>> Begin Records to use
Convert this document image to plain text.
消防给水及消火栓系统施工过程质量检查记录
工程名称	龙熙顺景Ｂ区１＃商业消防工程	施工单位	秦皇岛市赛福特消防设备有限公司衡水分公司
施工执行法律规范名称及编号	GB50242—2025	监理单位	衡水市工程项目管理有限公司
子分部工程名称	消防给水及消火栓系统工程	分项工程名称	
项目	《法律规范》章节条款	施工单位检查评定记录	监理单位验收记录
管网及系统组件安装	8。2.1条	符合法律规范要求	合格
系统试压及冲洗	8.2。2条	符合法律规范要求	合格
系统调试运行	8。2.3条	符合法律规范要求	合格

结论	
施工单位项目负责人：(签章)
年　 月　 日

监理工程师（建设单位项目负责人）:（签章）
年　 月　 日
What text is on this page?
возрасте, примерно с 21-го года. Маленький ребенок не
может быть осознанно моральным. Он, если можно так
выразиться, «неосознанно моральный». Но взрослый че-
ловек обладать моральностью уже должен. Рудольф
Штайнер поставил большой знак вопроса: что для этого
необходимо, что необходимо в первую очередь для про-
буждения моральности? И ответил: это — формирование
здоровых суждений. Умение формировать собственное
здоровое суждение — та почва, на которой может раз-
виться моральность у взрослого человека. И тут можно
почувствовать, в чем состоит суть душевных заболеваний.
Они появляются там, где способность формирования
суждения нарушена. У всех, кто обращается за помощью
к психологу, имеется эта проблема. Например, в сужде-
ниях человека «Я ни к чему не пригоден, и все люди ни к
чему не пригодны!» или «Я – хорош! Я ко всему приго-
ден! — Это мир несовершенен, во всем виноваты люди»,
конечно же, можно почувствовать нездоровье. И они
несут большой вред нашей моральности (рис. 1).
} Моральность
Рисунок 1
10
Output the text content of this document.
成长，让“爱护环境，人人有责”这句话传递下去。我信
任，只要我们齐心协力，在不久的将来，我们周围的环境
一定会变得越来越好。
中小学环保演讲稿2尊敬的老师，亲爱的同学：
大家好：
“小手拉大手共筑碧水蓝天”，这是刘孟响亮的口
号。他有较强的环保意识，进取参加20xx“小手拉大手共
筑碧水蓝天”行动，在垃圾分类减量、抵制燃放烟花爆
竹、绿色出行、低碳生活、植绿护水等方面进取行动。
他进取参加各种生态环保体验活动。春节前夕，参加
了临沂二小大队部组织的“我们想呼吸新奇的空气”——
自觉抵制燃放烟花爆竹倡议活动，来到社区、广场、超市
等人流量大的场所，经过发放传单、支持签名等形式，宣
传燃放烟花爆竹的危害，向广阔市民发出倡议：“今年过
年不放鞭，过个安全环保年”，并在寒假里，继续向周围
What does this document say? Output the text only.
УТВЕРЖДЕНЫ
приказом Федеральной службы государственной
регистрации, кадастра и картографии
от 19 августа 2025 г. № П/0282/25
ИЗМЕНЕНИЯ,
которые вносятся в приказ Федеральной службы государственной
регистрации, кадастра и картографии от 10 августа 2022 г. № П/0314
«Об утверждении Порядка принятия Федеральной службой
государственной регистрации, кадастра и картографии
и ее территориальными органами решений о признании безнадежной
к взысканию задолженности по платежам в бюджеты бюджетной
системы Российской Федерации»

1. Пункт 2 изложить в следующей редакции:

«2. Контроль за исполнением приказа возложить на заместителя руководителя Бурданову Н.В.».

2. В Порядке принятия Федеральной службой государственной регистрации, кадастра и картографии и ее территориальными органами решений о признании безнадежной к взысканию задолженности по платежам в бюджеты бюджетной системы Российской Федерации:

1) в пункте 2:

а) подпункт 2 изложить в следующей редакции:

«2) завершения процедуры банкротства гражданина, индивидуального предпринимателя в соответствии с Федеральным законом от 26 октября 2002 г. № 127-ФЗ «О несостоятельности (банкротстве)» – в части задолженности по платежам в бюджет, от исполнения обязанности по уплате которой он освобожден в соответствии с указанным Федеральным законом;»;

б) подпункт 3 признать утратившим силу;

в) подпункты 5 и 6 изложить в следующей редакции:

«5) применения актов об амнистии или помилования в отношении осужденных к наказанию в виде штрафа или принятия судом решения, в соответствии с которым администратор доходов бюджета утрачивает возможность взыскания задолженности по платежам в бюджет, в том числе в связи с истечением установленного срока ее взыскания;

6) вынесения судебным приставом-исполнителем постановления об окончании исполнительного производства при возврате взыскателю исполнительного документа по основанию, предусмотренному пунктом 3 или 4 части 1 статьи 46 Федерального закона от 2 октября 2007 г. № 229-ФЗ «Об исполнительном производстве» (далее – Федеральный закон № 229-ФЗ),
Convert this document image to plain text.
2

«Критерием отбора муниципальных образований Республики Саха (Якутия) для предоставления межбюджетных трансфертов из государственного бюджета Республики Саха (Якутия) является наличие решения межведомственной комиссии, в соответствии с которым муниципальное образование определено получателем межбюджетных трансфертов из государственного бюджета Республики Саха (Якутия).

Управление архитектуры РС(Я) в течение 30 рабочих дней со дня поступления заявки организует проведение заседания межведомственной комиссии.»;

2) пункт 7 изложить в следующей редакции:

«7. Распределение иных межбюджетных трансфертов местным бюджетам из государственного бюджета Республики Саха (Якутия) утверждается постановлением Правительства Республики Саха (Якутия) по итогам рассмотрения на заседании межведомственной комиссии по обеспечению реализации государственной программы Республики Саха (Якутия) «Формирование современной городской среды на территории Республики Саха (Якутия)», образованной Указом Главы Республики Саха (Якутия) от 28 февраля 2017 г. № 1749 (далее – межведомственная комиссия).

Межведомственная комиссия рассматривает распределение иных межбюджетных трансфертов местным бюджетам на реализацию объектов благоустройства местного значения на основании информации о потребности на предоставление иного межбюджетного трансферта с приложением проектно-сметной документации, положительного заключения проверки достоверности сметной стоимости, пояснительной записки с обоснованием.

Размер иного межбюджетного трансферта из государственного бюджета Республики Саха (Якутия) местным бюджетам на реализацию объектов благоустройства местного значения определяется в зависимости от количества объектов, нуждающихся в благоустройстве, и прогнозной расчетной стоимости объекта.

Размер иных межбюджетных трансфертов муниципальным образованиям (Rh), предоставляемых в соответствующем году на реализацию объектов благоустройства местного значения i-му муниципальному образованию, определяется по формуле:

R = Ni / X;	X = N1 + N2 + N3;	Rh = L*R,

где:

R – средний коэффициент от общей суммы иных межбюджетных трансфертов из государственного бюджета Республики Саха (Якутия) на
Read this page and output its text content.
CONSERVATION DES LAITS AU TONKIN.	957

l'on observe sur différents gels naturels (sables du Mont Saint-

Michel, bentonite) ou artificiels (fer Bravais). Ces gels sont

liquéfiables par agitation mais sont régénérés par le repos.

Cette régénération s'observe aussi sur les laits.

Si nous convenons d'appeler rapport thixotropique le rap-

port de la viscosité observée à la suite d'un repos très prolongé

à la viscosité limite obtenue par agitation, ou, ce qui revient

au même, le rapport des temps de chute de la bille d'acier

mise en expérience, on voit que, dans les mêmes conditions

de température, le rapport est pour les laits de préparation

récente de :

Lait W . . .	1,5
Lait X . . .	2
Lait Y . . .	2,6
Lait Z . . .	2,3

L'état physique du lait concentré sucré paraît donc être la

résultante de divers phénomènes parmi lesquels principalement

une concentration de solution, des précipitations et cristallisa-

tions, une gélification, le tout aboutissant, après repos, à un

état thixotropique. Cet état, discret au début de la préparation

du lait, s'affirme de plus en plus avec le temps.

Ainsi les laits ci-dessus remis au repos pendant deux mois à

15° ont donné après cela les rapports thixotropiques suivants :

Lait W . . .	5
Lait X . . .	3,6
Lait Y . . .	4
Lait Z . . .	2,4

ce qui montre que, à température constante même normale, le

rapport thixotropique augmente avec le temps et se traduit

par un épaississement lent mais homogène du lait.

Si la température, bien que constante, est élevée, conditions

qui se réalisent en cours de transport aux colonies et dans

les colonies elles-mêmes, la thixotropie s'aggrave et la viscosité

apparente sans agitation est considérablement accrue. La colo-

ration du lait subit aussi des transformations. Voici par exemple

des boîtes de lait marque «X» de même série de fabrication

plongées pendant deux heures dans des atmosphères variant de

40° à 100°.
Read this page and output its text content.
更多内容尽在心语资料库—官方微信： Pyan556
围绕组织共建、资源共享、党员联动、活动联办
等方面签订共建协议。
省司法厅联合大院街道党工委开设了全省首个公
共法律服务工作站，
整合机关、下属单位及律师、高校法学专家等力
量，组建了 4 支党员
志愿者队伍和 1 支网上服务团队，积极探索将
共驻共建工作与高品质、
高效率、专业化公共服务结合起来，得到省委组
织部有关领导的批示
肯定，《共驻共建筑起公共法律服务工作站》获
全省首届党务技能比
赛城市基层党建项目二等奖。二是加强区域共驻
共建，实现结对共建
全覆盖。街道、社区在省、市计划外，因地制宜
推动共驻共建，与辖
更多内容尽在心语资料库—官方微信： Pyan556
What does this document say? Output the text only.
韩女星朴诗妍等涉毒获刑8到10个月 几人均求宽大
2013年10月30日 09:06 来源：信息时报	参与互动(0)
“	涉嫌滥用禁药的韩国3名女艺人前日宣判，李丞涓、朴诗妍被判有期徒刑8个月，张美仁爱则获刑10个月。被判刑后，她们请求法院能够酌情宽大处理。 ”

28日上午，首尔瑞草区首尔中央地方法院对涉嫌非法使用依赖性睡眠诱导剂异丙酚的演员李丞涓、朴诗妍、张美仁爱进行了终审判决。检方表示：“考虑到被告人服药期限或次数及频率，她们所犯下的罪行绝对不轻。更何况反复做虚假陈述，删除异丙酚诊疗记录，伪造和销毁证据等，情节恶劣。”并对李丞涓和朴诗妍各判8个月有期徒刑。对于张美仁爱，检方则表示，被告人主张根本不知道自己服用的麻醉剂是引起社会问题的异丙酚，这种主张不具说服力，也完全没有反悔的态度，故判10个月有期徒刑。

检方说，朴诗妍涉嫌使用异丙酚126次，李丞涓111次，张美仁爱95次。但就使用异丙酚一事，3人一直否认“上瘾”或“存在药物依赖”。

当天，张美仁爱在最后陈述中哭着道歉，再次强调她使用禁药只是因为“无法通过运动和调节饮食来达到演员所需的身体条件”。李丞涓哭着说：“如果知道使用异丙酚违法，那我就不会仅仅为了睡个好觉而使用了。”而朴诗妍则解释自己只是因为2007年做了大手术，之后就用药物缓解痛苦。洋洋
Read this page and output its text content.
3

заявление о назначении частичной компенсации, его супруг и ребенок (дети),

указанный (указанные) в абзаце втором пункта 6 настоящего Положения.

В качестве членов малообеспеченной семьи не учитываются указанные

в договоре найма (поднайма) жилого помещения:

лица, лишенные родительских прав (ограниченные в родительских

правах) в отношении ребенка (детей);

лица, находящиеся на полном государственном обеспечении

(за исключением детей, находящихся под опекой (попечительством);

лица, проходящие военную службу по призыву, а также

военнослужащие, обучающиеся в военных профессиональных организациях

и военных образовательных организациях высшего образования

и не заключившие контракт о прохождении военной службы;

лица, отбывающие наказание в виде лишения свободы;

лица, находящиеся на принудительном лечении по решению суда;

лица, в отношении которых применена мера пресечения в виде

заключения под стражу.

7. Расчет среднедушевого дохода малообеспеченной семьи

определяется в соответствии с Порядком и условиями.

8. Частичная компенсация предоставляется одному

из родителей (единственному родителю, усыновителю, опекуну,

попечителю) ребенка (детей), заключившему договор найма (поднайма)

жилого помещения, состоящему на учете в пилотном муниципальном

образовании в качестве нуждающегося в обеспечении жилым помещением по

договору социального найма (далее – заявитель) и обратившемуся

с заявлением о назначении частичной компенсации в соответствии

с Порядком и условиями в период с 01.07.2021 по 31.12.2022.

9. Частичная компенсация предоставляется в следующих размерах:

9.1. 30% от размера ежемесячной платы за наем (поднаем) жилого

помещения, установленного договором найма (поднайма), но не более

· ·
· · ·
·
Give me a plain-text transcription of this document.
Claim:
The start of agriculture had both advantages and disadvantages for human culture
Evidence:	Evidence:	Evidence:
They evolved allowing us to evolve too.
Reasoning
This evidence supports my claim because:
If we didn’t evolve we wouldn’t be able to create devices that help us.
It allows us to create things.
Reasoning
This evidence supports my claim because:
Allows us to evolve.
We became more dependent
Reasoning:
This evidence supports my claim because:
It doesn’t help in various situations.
>> End Records to use
■ **Work to be completed**: Check the data for the word "mais" and pull out the lines that have it.

■ **Final answer**:
liquéfiables par agitation mais sont régénérés par le repos.
par un épaississement lent mais homogène du lait.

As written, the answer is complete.